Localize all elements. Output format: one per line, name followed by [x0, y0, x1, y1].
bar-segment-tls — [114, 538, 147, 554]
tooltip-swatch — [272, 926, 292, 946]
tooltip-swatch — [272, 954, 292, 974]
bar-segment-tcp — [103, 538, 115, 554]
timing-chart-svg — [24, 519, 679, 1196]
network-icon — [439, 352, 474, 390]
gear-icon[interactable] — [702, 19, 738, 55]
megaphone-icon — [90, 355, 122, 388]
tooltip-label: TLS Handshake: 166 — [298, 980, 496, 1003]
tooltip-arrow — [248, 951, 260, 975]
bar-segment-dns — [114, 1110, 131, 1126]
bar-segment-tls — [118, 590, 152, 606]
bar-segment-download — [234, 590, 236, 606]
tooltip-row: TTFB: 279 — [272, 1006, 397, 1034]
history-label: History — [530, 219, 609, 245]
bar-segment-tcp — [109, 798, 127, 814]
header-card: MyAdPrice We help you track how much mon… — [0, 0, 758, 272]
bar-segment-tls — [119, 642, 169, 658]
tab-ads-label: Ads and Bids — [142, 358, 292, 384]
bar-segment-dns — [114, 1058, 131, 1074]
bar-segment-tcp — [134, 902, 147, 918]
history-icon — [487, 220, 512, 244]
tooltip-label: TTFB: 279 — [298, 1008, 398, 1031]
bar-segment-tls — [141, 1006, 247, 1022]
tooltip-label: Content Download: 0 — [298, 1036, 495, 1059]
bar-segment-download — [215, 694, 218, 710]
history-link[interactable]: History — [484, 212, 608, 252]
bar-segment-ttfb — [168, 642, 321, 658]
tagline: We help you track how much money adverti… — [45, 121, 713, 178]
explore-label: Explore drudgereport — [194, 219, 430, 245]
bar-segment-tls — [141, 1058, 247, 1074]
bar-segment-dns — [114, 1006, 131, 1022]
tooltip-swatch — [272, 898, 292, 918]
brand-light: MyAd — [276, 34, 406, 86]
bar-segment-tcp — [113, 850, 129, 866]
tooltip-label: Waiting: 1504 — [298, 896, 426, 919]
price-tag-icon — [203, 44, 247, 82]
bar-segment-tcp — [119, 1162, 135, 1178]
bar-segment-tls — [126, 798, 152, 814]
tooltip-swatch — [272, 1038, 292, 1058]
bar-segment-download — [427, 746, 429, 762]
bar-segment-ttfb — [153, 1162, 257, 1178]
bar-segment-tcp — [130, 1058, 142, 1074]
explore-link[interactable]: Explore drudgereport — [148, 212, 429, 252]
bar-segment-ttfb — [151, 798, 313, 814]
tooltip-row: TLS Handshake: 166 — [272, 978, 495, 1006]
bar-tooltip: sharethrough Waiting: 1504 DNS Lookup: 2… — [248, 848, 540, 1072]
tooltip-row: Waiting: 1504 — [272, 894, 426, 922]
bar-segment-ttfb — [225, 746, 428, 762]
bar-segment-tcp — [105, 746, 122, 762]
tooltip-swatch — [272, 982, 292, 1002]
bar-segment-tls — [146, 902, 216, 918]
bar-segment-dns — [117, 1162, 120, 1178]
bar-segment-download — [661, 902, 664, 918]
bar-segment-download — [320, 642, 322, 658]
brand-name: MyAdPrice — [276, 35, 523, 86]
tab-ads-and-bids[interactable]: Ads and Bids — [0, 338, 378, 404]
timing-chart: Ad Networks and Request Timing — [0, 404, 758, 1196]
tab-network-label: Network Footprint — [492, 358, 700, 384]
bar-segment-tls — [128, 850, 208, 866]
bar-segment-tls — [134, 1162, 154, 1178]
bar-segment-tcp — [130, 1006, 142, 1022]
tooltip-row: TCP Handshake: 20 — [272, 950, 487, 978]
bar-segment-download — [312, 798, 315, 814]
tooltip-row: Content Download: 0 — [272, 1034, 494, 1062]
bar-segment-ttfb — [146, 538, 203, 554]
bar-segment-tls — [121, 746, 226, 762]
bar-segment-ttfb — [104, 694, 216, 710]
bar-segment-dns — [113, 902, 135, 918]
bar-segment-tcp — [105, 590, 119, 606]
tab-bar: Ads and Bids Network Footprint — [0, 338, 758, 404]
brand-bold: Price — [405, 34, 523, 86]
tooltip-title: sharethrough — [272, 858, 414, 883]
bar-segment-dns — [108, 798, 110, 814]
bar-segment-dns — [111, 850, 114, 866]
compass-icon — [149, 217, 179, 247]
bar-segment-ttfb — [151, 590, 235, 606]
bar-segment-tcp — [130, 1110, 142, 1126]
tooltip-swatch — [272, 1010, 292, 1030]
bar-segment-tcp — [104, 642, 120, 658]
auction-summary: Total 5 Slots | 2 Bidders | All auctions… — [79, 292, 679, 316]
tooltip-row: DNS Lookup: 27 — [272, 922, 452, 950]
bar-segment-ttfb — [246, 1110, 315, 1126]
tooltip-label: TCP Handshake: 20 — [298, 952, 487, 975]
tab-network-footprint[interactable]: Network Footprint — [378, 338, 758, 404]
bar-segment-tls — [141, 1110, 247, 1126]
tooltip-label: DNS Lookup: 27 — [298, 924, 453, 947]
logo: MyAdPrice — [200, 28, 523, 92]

---------------

**REQUEST:** Reproduce every line of the records above, character for character, in the same order.

**ANSWER TO THIS PROBLEM:**
Localize all elements. Output format: one per line, name followed by [x0, y0, x1, y1].
bar-segment-tls — [114, 538, 147, 554]
tooltip-swatch — [272, 926, 292, 946]
tooltip-swatch — [272, 954, 292, 974]
bar-segment-tcp — [103, 538, 115, 554]
timing-chart-svg — [24, 519, 679, 1196]
network-icon — [439, 352, 474, 390]
gear-icon[interactable] — [702, 19, 738, 55]
megaphone-icon — [90, 355, 122, 388]
tooltip-label: TLS Handshake: 166 — [298, 980, 496, 1003]
tooltip-arrow — [248, 951, 260, 975]
bar-segment-dns — [114, 1110, 131, 1126]
bar-segment-tls — [118, 590, 152, 606]
bar-segment-download — [234, 590, 236, 606]
tooltip-row: TTFB: 279 — [272, 1006, 397, 1034]
history-label: History — [530, 219, 609, 245]
bar-segment-tcp — [109, 798, 127, 814]
header-card: MyAdPrice We help you track how much mon… — [0, 0, 758, 272]
bar-segment-tls — [119, 642, 169, 658]
tab-ads-label: Ads and Bids — [142, 358, 292, 384]
bar-segment-dns — [114, 1058, 131, 1074]
bar-segment-tcp — [134, 902, 147, 918]
history-icon — [487, 220, 512, 244]
tooltip-label: TTFB: 279 — [298, 1008, 398, 1031]
bar-segment-tls — [141, 1006, 247, 1022]
tooltip-label: Content Download: 0 — [298, 1036, 495, 1059]
bar-segment-download — [215, 694, 218, 710]
history-link[interactable]: History — [484, 212, 608, 252]
bar-segment-ttfb — [168, 642, 321, 658]
tagline: We help you track how much money adverti… — [45, 121, 713, 178]
explore-label: Explore drudgereport — [194, 219, 430, 245]
bar-segment-tls — [141, 1058, 247, 1074]
bar-segment-dns — [114, 1006, 131, 1022]
tooltip-swatch — [272, 898, 292, 918]
brand-light: MyAd — [276, 34, 406, 86]
bar-segment-tcp — [113, 850, 129, 866]
tooltip-label: Waiting: 1504 — [298, 896, 426, 919]
price-tag-icon — [203, 44, 247, 82]
bar-segment-tcp — [119, 1162, 135, 1178]
bar-segment-tls — [126, 798, 152, 814]
tooltip-swatch — [272, 1038, 292, 1058]
bar-segment-download — [427, 746, 429, 762]
bar-segment-ttfb — [153, 1162, 257, 1178]
bar-segment-tcp — [130, 1058, 142, 1074]
explore-link[interactable]: Explore drudgereport — [148, 212, 429, 252]
bar-segment-ttfb — [151, 798, 313, 814]
tooltip-row: TLS Handshake: 166 — [272, 978, 495, 1006]
bar-tooltip: sharethrough Waiting: 1504 DNS Lookup: 2… — [248, 848, 540, 1072]
tooltip-row: Waiting: 1504 — [272, 894, 426, 922]
bar-segment-ttfb — [225, 746, 428, 762]
bar-segment-tcp — [105, 746, 122, 762]
tooltip-swatch — [272, 982, 292, 1002]
bar-segment-tls — [146, 902, 216, 918]
bar-segment-dns — [117, 1162, 120, 1178]
bar-segment-download — [661, 902, 664, 918]
bar-segment-download — [320, 642, 322, 658]
brand-name: MyAdPrice — [276, 35, 523, 86]
tab-ads-and-bids[interactable]: Ads and Bids — [0, 338, 378, 404]
timing-chart: Ad Networks and Request Timing — [0, 404, 758, 1196]
tab-network-label: Network Footprint — [492, 358, 700, 384]
bar-segment-tls — [128, 850, 208, 866]
bar-segment-tls — [134, 1162, 154, 1178]
bar-segment-tcp — [130, 1006, 142, 1022]
tooltip-row: TCP Handshake: 20 — [272, 950, 487, 978]
bar-segment-download — [312, 798, 315, 814]
tooltip-row: Content Download: 0 — [272, 1034, 494, 1062]
bar-segment-ttfb — [146, 538, 203, 554]
bar-segment-tls — [121, 746, 226, 762]
bar-segment-ttfb — [104, 694, 216, 710]
bar-segment-dns — [113, 902, 135, 918]
bar-segment-tcp — [105, 590, 119, 606]
tab-bar: Ads and Bids Network Footprint — [0, 338, 758, 404]
brand-bold: Price — [405, 34, 523, 86]
tooltip-title: sharethrough — [272, 858, 414, 883]
bar-segment-dns — [108, 798, 110, 814]
bar-segment-dns — [111, 850, 114, 866]
compass-icon — [149, 217, 179, 247]
bar-segment-ttfb — [151, 590, 235, 606]
bar-segment-tcp — [130, 1110, 142, 1126]
tooltip-swatch — [272, 1010, 292, 1030]
bar-segment-tcp — [104, 642, 120, 658]
auction-summary: Total 5 Slots | 2 Bidders | All auctions… — [79, 292, 679, 316]
tooltip-row: DNS Lookup: 27 — [272, 922, 452, 950]
bar-segment-ttfb — [246, 1110, 315, 1126]
tooltip-label: TCP Handshake: 20 — [298, 952, 487, 975]
tab-network-footprint[interactable]: Network Footprint — [378, 338, 758, 404]
bar-segment-tls — [141, 1110, 247, 1126]
tooltip-label: DNS Lookup: 27 — [298, 924, 453, 947]
logo: MyAdPrice — [200, 28, 523, 92]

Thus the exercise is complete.